#### Challenge 1:
Answer these questions from the Y2K passage:
(a) What share of the testing required for remediated or replaced systems has been completed?
(b) What is relied on when testing cannot be conducted by Company personnel?
(c) What three steps will the Company take, depending on the vendor and product at issue?
#### Challenge 2:
Edit the Y2K passage by writing out the part that begins at the words "Although we have work" and stops after "critical systems.", with "vendor certifications" changed to "supplier certifications".
#### Challenge 3:
List every party that the project schedules in the Y2K passage say the Company and its subsidiaries will correspond with about Y2K readiness.

#### Passage to read:
** Start **

Although we have work remaining in this area, we believe all of our critical Y2K
implementations have been made.

    The testing phase (phase (4)) is also well along, as we have completed in
excess of 95% of the testing required for systems that have been remediated or
replaced to date. Our efforts in this phase include testing by end users and
determination by appropriate local Y2K project managers that the remediated or
replaced systems are Y2K compliant. In those cases where testing cannot be
conducted by Company personnel, as in the case of certain imbedded logic
components, we rely on vendor certifications. Again, although we have some work
remaining in this area, we believe we have completed the testing of all of the
critical systems.

    The Company and each of its subsidiaries have project schedules which
include the task of corresponding with critical vendors, customers, suppliers
and other third parties to inquire about their Y2K readiness. The Company and
it's subsidiaries have sent Y2K inquires to substantially all critical third
parties. Based on the responses or lack of responses to date, the Company has
determined there is a risk that some critical suppliers (i.e. those that are key
to a product line or which represent a sole source of supply), will not be Y2K
compliant. The Company's subsidiaries are developing contingency plans to deal
with this risk. Depending on the vendor and product at issue, the Company will
establish an alternative source, build inventory, or identify substitute
products. Based upon the information we have to date, we believe our contingency
plans will enable our subsidiaries to continue to operate without any
significant disruption.

** End **

#### Extracted material:

** Start **

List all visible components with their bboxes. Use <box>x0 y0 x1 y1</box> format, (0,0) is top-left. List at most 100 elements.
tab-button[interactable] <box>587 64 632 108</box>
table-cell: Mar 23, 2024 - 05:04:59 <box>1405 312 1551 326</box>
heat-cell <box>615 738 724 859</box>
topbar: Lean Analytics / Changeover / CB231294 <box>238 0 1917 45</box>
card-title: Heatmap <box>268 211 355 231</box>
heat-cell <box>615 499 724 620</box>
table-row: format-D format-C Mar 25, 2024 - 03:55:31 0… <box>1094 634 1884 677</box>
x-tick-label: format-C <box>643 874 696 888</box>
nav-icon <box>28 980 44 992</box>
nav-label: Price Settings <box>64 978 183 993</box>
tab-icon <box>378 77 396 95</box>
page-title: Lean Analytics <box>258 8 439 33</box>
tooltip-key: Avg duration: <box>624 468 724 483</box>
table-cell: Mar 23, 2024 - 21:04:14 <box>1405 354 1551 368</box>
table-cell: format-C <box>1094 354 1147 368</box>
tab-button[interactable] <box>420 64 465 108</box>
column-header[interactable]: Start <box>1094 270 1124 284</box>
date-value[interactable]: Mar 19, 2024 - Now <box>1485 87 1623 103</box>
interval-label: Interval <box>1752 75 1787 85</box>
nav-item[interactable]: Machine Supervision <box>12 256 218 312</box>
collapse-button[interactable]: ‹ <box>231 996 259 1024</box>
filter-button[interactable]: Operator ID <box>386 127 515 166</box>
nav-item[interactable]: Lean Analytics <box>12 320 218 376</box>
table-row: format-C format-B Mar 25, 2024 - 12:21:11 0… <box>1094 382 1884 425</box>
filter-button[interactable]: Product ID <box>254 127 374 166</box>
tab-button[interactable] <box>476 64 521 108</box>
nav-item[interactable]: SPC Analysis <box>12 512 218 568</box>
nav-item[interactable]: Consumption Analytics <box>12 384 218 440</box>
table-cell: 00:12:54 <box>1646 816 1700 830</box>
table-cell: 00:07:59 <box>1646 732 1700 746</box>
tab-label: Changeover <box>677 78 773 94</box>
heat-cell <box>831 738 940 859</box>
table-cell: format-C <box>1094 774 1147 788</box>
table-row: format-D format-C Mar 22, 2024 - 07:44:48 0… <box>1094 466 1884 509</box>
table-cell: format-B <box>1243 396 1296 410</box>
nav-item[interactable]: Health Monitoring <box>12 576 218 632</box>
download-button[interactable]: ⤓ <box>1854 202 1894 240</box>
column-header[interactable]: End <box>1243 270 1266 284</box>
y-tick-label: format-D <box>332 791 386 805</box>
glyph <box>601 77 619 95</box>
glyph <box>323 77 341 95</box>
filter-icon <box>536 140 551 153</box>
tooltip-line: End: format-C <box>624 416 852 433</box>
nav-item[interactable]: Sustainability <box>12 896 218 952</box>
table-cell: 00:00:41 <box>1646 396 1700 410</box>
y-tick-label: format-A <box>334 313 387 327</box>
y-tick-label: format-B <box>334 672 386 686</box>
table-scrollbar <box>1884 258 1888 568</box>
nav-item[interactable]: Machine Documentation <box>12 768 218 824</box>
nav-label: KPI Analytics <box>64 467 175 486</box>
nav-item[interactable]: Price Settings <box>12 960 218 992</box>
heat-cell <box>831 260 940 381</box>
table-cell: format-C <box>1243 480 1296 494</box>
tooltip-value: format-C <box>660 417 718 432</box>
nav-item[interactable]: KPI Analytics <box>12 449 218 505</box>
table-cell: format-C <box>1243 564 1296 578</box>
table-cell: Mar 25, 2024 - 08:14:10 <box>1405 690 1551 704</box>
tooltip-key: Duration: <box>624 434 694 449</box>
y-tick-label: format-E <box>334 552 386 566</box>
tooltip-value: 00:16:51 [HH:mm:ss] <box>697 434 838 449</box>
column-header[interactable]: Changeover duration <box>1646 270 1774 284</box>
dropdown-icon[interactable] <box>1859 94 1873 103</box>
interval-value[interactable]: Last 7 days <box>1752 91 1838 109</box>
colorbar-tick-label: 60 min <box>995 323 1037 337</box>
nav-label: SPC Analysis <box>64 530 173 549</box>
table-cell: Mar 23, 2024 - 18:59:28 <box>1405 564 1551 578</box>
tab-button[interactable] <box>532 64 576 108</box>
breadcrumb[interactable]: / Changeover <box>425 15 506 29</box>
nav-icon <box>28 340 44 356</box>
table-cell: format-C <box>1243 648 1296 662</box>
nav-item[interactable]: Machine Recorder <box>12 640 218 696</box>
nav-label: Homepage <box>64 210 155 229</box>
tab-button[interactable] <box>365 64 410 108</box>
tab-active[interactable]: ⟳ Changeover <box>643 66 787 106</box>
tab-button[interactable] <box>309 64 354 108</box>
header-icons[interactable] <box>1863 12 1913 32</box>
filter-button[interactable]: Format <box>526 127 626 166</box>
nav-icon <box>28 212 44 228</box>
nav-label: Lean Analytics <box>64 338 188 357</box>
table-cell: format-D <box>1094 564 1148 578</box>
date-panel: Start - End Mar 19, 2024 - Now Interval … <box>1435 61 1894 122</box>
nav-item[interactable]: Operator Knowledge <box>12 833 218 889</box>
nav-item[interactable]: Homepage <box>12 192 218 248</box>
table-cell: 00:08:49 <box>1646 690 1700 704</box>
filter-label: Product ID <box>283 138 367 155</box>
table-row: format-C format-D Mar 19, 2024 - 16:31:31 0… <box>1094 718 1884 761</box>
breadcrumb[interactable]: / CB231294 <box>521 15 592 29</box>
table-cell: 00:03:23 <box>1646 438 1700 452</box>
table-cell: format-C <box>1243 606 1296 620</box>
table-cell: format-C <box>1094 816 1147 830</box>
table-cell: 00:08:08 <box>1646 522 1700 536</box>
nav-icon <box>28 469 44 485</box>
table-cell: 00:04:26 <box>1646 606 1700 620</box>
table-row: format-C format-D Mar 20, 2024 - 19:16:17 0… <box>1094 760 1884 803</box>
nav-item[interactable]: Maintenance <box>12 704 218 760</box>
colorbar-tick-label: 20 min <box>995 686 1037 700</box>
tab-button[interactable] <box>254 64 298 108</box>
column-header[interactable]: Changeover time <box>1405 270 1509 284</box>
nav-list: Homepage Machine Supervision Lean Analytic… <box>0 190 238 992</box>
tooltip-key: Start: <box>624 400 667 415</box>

** End **

#### Complete answer 1:
(a) In excess of 95%.
(b) Vendor certifications.
(c) It will establish an alternative source, build inventory, or identify substitute products.

#### Complete answer 2:
Although we have work remaining in this area, we believe all of our critical Y2K
implementations have been made.

    The testing phase (phase (4)) is also well along, as we have completed in
excess of 95% of the testing required for systems that have been remediated or
replaced to date. Our efforts in this phase include testing by end users and
determination by appropriate local Y2K project managers that the remediated or
replaced systems are Y2K compliant. In those cases where testing cannot be
conducted by Company personnel, as in the case of certain imbedded logic
components, we rely on supplier certifications. Again, although we have some work
remaining in this area, we believe we have completed the testing of all of the
critical systems.

#### Complete answer 3:
- Critical vendors
- Customers
- Suppliers
- Other third parties